___ Record set
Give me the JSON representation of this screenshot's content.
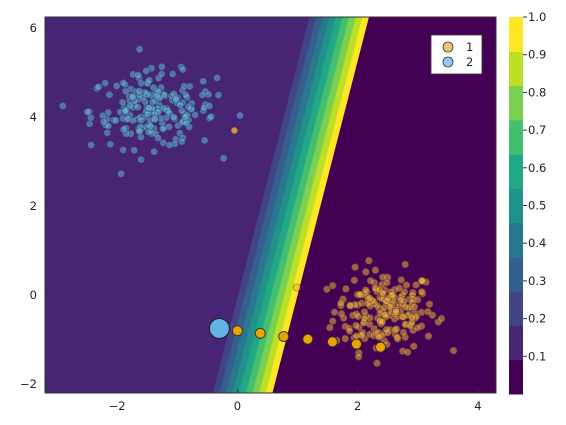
{
  "chart_data": {
    "type": "scatter",
    "title": "",
    "xlabel": "",
    "ylabel": "",
    "xlim": [
      -3.2,
      4.3
    ],
    "ylim": [
      -2.2,
      6.25
    ],
    "x_ticks": [
      -2,
      0,
      2,
      4
    ],
    "y_ticks": [
      -2,
      0,
      2,
      4,
      6
    ],
    "x_tick_labels": [
      "−2",
      "0",
      "2",
      "4"
    ],
    "y_tick_labels": [
      "−2",
      "0",
      "2",
      "4",
      "6"
    ],
    "grid": false,
    "legend_position": "top-right",
    "background_contour": {
      "description_levels": [
        0.0,
        0.1,
        0.2,
        0.3,
        0.4,
        0.5,
        0.6,
        0.7,
        0.8,
        0.9,
        1.0
      ],
      "decision_line_at_zero_y": 0.45,
      "slope": 0.19
    },
    "colorbar": {
      "min": 0,
      "max": 1.0,
      "ticks": [
        0.1,
        0.2,
        0.3,
        0.4,
        0.5,
        0.6,
        0.7,
        0.8,
        0.9,
        1.0
      ],
      "tick_labels": [
        "0.1",
        "0.2",
        "0.3",
        "0.4",
        "0.5",
        "0.6",
        "0.7",
        "0.8",
        "0.9",
        "1.0"
      ],
      "colors": [
        "#440154",
        "#482475",
        "#414487",
        "#355f8d",
        "#2a788e",
        "#21918c",
        "#22a884",
        "#44bf70",
        "#7ad151",
        "#bddf26",
        "#fde725"
      ]
    },
    "series": [
      {
        "name": "1",
        "color": "#f5a940",
        "clusters": [
          {
            "x_center": 2.45,
            "y_center": -0.35,
            "x_spread": 0.42,
            "y_spread": 0.45,
            "count": 200
          }
        ]
      },
      {
        "name": "2",
        "color": "#62b1e8",
        "clusters": [
          {
            "x_center": -1.4,
            "y_center": 4.15,
            "x_spread": 0.52,
            "y_spread": 0.42,
            "count": 200
          }
        ]
      }
    ],
    "outliers_series1": [
      {
        "x": -0.05,
        "y": 3.7
      }
    ],
    "path": {
      "color": "#e8a500",
      "points": [
        {
          "x": 0.0,
          "y": -0.8
        },
        {
          "x": 0.38,
          "y": -0.86
        },
        {
          "x": 0.77,
          "y": -0.93
        },
        {
          "x": 1.17,
          "y": -0.99
        },
        {
          "x": 1.58,
          "y": -1.05
        },
        {
          "x": 1.98,
          "y": -1.1
        },
        {
          "x": 2.38,
          "y": -1.17
        }
      ]
    },
    "highlight_point": {
      "x": -0.3,
      "y": -0.75,
      "color": "#62b1e8"
    }
  }
}
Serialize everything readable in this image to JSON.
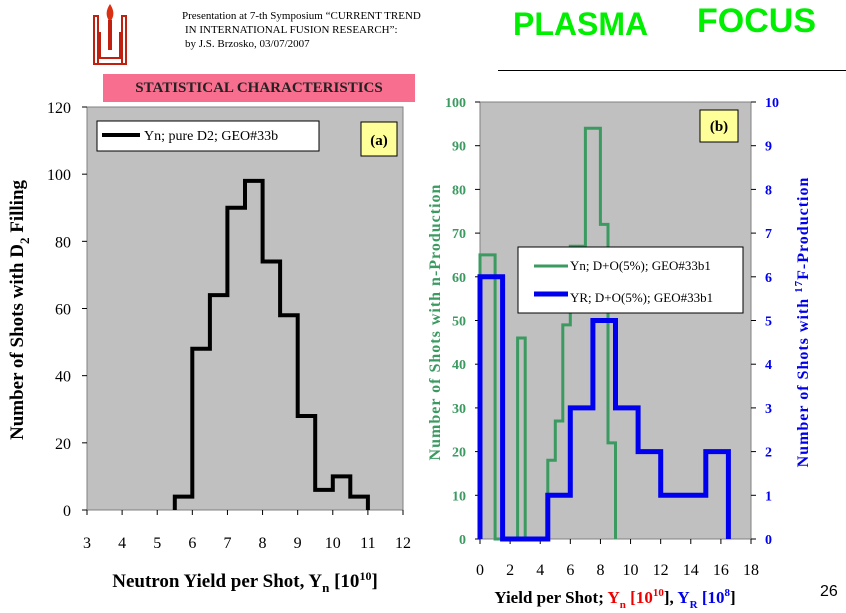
{
  "header": {
    "line1": "Presentation at 7-th Symposium “CURRENT TREND",
    "line2": "IN INTERNATIONAL FUSION RESEARCH”:",
    "line3": "by J.S. Brzosko, 03/07/2007",
    "title_word1": "PLASMA",
    "title_word2": "FOCUS",
    "badge": "STATISTICAL CHARACTERISTICS",
    "page_number": "26"
  },
  "colors": {
    "title": "#00ee00",
    "badge": "#f76e8e",
    "plot_bg": "#c0c0c0",
    "series_green": "#3a9a60",
    "series_blue": "#0000ee",
    "panel_label_bg": "#ffff99",
    "red_symbol": "#ee0000"
  },
  "icons": {
    "logo": "institute-logo-icon"
  },
  "chart_data": [
    {
      "type": "line",
      "step": true,
      "panel_label": "(a)",
      "ylabel_parts": [
        "Number of Shots with  D",
        "2",
        " Filling"
      ],
      "xlabel_parts": [
        "Neutron Yield per Shot, Y",
        "n",
        "  [10",
        "10",
        "]"
      ],
      "xlim": [
        3,
        12
      ],
      "ylim": [
        0,
        120
      ],
      "xticks": [
        "3",
        "4",
        "5",
        "6",
        "7",
        "8",
        "9",
        "10",
        "11",
        "12"
      ],
      "yticks": [
        "0",
        "20",
        "40",
        "60",
        "80",
        "100",
        "120"
      ],
      "grid": false,
      "legend_position": "top-left",
      "series": [
        {
          "name": "Yn; pure D2;  GEO#33b",
          "color": "#000000",
          "points": [
            [
              5.5,
              0
            ],
            [
              5.5,
              4
            ],
            [
              6,
              4
            ],
            [
              6,
              48
            ],
            [
              6.5,
              48
            ],
            [
              6.5,
              64
            ],
            [
              7,
              64
            ],
            [
              7,
              90
            ],
            [
              7.5,
              90
            ],
            [
              7.5,
              98
            ],
            [
              8,
              98
            ],
            [
              8,
              74
            ],
            [
              8.5,
              74
            ],
            [
              8.5,
              58
            ],
            [
              9,
              58
            ],
            [
              9,
              28
            ],
            [
              9.5,
              28
            ],
            [
              9.5,
              6
            ],
            [
              10,
              6
            ],
            [
              10,
              10
            ],
            [
              10.5,
              10
            ],
            [
              10.5,
              4
            ],
            [
              11,
              4
            ],
            [
              11,
              0
            ]
          ]
        }
      ]
    },
    {
      "type": "line",
      "step": true,
      "panel_label": "(b)",
      "ylabel_left": "Number of Shots with n-Production",
      "ylabel_right_parts": [
        "Number of Shots with ",
        "17",
        "F-Production"
      ],
      "xlabel_parts": [
        "Yield per Shot; ",
        "Y",
        "n",
        "  [10",
        "10",
        "], ",
        "Y",
        "R",
        "  [10",
        "8",
        "]"
      ],
      "xlim": [
        0,
        18
      ],
      "ylim_left": [
        0,
        100
      ],
      "ylim_right": [
        0,
        10
      ],
      "xticks": [
        "0",
        "2",
        "4",
        "6",
        "8",
        "10",
        "12",
        "14",
        "16",
        "18"
      ],
      "yticks_left": [
        "0",
        "10",
        "20",
        "30",
        "40",
        "50",
        "60",
        "70",
        "80",
        "90",
        "100"
      ],
      "yticks_right": [
        "0",
        "1",
        "2",
        "3",
        "4",
        "5",
        "6",
        "7",
        "8",
        "9",
        "10"
      ],
      "grid": false,
      "legend_position": "center-right",
      "series": [
        {
          "name": "Yn; D+O(5%); GEO#33b1",
          "color": "#3a9a60",
          "axis": "left",
          "points": [
            [
              0,
              0
            ],
            [
              0,
              65
            ],
            [
              1,
              65
            ],
            [
              1,
              0
            ],
            [
              2.5,
              0
            ],
            [
              2.5,
              46
            ],
            [
              3,
              46
            ],
            [
              3,
              0
            ],
            [
              4.5,
              0
            ],
            [
              4.5,
              18
            ],
            [
              5,
              18
            ],
            [
              5,
              27
            ],
            [
              5.5,
              27
            ],
            [
              5.5,
              49
            ],
            [
              6,
              49
            ],
            [
              6,
              67
            ],
            [
              7,
              67
            ],
            [
              7,
              94
            ],
            [
              8,
              94
            ],
            [
              8,
              72
            ],
            [
              8.5,
              72
            ],
            [
              8.5,
              22
            ],
            [
              9,
              22
            ],
            [
              9,
              0
            ]
          ]
        },
        {
          "name": "YR; D+O(5%); GEO#33b1",
          "color": "#0000ee",
          "axis": "right",
          "points": [
            [
              0,
              0
            ],
            [
              0,
              6
            ],
            [
              1.5,
              6
            ],
            [
              1.5,
              0
            ],
            [
              4.5,
              0
            ],
            [
              4.5,
              1
            ],
            [
              6,
              1
            ],
            [
              6,
              3
            ],
            [
              7.5,
              3
            ],
            [
              7.5,
              5
            ],
            [
              9,
              5
            ],
            [
              9,
              3
            ],
            [
              10.5,
              3
            ],
            [
              10.5,
              2
            ],
            [
              12,
              2
            ],
            [
              12,
              1
            ],
            [
              15,
              1
            ],
            [
              15,
              2
            ],
            [
              16.5,
              2
            ],
            [
              16.5,
              0
            ]
          ]
        }
      ]
    }
  ]
}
______
In the records above, collect each line with "this".

Finished answer ▸
Give me the JSON representation of this screenshot's content.
Serialize everything readable in this image to JSON.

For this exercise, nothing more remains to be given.